What to produce
Each record needs to be echoed exactly; can you do that?

** BEGIN Exercise material **

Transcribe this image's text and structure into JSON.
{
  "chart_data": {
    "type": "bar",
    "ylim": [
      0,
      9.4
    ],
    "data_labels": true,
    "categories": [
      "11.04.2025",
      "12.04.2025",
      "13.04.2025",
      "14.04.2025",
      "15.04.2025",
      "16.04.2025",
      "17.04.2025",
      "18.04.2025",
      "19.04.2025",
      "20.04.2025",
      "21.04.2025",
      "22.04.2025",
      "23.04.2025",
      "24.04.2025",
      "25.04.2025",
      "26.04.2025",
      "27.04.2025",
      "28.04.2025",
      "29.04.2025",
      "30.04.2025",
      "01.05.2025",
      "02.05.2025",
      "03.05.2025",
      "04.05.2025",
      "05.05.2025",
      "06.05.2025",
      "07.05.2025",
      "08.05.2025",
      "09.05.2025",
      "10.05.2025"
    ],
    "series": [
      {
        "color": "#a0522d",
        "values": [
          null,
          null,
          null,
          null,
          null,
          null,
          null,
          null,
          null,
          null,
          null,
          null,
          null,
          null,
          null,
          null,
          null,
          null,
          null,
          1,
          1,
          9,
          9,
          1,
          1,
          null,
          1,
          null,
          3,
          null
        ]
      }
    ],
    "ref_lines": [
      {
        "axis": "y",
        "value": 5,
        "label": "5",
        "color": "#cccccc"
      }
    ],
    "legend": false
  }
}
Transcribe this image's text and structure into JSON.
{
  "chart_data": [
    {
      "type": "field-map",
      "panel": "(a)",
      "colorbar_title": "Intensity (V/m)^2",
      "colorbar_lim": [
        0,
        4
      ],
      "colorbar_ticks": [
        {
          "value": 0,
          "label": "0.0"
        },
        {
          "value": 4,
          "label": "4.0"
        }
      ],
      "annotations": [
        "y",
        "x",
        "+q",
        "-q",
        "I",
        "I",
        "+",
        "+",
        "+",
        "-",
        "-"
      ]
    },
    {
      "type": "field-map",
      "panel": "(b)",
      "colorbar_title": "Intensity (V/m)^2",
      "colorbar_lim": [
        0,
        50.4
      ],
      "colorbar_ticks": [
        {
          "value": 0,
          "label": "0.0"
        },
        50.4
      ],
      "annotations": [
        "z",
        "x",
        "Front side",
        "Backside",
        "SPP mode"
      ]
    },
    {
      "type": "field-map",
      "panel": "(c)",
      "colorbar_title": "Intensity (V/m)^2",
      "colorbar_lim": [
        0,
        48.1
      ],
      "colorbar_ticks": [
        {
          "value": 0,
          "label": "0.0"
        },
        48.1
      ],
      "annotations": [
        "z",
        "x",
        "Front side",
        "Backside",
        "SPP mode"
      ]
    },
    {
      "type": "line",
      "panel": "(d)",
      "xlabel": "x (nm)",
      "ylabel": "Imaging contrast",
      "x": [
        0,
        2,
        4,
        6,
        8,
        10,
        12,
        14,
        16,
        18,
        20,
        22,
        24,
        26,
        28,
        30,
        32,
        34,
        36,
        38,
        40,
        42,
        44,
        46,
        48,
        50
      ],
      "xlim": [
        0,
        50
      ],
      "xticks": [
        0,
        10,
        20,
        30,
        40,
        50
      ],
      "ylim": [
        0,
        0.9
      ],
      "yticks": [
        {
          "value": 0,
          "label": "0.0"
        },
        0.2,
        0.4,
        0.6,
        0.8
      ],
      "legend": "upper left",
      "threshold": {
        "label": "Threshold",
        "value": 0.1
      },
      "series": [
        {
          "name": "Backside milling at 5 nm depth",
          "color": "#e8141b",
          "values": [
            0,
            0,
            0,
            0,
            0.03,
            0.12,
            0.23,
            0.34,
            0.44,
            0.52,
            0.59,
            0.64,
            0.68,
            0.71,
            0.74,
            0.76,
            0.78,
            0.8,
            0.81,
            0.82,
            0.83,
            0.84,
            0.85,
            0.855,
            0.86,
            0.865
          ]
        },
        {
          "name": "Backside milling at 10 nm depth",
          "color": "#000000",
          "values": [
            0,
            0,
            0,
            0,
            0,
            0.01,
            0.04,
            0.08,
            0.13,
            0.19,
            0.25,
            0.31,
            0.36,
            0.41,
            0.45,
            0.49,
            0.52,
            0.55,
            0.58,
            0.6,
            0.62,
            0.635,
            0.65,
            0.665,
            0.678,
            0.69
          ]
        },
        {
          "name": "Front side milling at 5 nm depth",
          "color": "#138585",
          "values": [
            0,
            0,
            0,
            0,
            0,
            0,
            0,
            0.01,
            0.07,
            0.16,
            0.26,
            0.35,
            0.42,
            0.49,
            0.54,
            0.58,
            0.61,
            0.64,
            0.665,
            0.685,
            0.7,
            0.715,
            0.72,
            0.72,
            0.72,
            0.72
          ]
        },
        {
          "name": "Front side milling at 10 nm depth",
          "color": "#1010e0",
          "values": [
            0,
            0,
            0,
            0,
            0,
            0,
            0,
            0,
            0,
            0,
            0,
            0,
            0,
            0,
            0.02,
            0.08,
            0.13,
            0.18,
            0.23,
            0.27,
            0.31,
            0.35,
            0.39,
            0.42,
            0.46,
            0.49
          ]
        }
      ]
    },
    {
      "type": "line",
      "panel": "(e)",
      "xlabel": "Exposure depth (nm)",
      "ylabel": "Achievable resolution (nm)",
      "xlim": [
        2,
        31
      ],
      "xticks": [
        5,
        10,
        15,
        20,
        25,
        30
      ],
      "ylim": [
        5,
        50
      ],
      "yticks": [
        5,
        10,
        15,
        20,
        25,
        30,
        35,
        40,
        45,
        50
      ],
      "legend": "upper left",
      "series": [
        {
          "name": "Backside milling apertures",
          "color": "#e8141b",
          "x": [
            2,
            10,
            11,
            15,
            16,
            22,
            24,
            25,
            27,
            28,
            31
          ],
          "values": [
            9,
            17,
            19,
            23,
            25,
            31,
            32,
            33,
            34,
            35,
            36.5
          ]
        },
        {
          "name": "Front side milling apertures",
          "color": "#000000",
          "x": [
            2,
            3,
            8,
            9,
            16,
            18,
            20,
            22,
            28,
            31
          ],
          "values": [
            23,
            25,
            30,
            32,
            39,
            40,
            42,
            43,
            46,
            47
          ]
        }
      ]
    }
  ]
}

** END Exercise material **

Finished answer
Transcribe this image's text and structure into JSON.
{
  "chart_data": {
    "type": "bar",
    "ylim": [
      0,
      9.4
    ],
    "data_labels": true,
    "categories": [
      "11.04.2025",
      "12.04.2025",
      "13.04.2025",
      "14.04.2025",
      "15.04.2025",
      "16.04.2025",
      "17.04.2025",
      "18.04.2025",
      "19.04.2025",
      "20.04.2025",
      "21.04.2025",
      "22.04.2025",
      "23.04.2025",
      "24.04.2025",
      "25.04.2025",
      "26.04.2025",
      "27.04.2025",
      "28.04.2025",
      "29.04.2025",
      "30.04.2025",
      "01.05.2025",
      "02.05.2025",
      "03.05.2025",
      "04.05.2025",
      "05.05.2025",
      "06.05.2025",
      "07.05.2025",
      "08.05.2025",
      "09.05.2025",
      "10.05.2025"
    ],
    "series": [
      {
        "color": "#a0522d",
        "values": [
          null,
          null,
          null,
          null,
          null,
          null,
          null,
          null,
          null,
          null,
          null,
          null,
          null,
          null,
          null,
          null,
          null,
          null,
          null,
          1,
          1,
          9,
          9,
          1,
          1,
          null,
          1,
          null,
          3,
          null
        ]
      }
    ],
    "ref_lines": [
      {
        "axis": "y",
        "value": 5,
        "label": "5",
        "color": "#cccccc"
      }
    ],
    "legend": false
  }
}
Transcribe this image's text and structure into JSON.
{
  "chart_data": [
    {
      "type": "field-map",
      "panel": "(a)",
      "colorbar_title": "Intensity (V/m)^2",
      "colorbar_lim": [
        0,
        4
      ],
      "colorbar_ticks": [
        {
          "value": 0,
          "label": "0.0"
        },
        {
          "value": 4,
          "label": "4.0"
        }
      ],
      "annotations": [
        "y",
        "x",
        "+q",
        "-q",
        "I",
        "I",
        "+",
        "+",
        "+",
        "-",
        "-"
      ]
    },
    {
      "type": "field-map",
      "panel": "(b)",
      "colorbar_title": "Intensity (V/m)^2",
      "colorbar_lim": [
        0,
        50.4
      ],
      "colorbar_ticks": [
        {
          "value": 0,
          "label": "0.0"
        },
        50.4
      ],
      "annotations": [
        "z",
        "x",
        "Front side",
        "Backside",
        "SPP mode"
      ]
    },
    {
      "type": "field-map",
      "panel": "(c)",
      "colorbar_title": "Intensity (V/m)^2",
      "colorbar_lim": [
        0,
        48.1
      ],
      "colorbar_ticks": [
        {
          "value": 0,
          "label": "0.0"
        },
        48.1
      ],
      "annotations": [
        "z",
        "x",
        "Front side",
        "Backside",
        "SPP mode"
      ]
    },
    {
      "type": "line",
      "panel": "(d)",
      "xlabel": "x (nm)",
      "ylabel": "Imaging contrast",
      "x": [
        0,
        2,
        4,
        6,
        8,
        10,
        12,
        14,
        16,
        18,
        20,
        22,
        24,
        26,
        28,
        30,
        32,
        34,
        36,
        38,
        40,
        42,
        44,
        46,
        48,
        50
      ],
      "xlim": [
        0,
        50
      ],
      "xticks": [
        0,
        10,
        20,
        30,
        40,
        50
      ],
      "ylim": [
        0,
        0.9
      ],
      "yticks": [
        {
          "value": 0,
          "label": "0.0"
        },
        0.2,
        0.4,
        0.6,
        0.8
      ],
      "legend": "upper left",
      "threshold": {
        "label": "Threshold",
        "value": 0.1
      },
      "series": [
        {
          "name": "Backside milling at 5 nm depth",
          "color": "#e8141b",
          "values": [
            0,
            0,
            0,
            0,
            0.03,
            0.12,
            0.23,
            0.34,
            0.44,
            0.52,
            0.59,
            0.64,
            0.68,
            0.71,
            0.74,
            0.76,
            0.78,
            0.8,
            0.81,
            0.82,
            0.83,
            0.84,
            0.85,
            0.855,
            0.86,
            0.865
          ]
        },
        {
          "name": "Backside milling at 10 nm depth",
          "color": "#000000",
          "values": [
            0,
            0,
            0,
            0,
            0,
            0.01,
            0.04,
            0.08,
            0.13,
            0.19,
            0.25,
            0.31,
            0.36,
            0.41,
            0.45,
            0.49,
            0.52,
            0.55,
            0.58,
            0.6,
            0.62,
            0.635,
            0.65,
            0.665,
            0.678,
            0.69
          ]
        },
        {
          "name": "Front side milling at 5 nm depth",
          "color": "#138585",
          "values": [
            0,
            0,
            0,
            0,
            0,
            0,
            0,
            0.01,
            0.07,
            0.16,
            0.26,
            0.35,
            0.42,
            0.49,
            0.54,
            0.58,
            0.61,
            0.64,
            0.665,
            0.685,
            0.7,
            0.715,
            0.72,
            0.72,
            0.72,
            0.72
          ]
        },
        {
          "name": "Front side milling at 10 nm depth",
          "color": "#1010e0",
          "values": [
            0,
            0,
            0,
            0,
            0,
            0,
            0,
            0,
            0,
            0,
            0,
            0,
            0,
            0,
            0.02,
            0.08,
            0.13,
            0.18,
            0.23,
            0.27,
            0.31,
            0.35,
            0.39,
            0.42,
            0.46,
            0.49
          ]
        }
      ]
    },
    {
      "type": "line",
      "panel": "(e)",
      "xlabel": "Exposure depth (nm)",
      "ylabel": "Achievable resolution (nm)",
      "xlim": [
        2,
        31
      ],
      "xticks": [
        5,
        10,
        15,
        20,
        25,
        30
      ],
      "ylim": [
        5,
        50
      ],
      "yticks": [
        5,
        10,
        15,
        20,
        25,
        30,
        35,
        40,
        45,
        50
      ],
      "legend": "upper left",
      "series": [
        {
          "name": "Backside milling apertures",
          "color": "#e8141b",
          "x": [
            2,
            10,
            11,
            15,
            16,
            22,
            24,
            25,
            27,
            28,
            31
          ],
          "values": [
            9,
            17,
            19,
            23,
            25,
            31,
            32,
            33,
            34,
            35,
            36.5
          ]
        },
        {
          "name": "Front side milling apertures",
          "color": "#000000",
          "x": [
            2,
            3,
            8,
            9,
            16,
            18,
            20,
            22,
            28,
            31
          ],
          "values": [
            23,
            25,
            30,
            32,
            39,
            40,
            42,
            43,
            46,
            47
          ]
        }
      ]
    }
  ]
}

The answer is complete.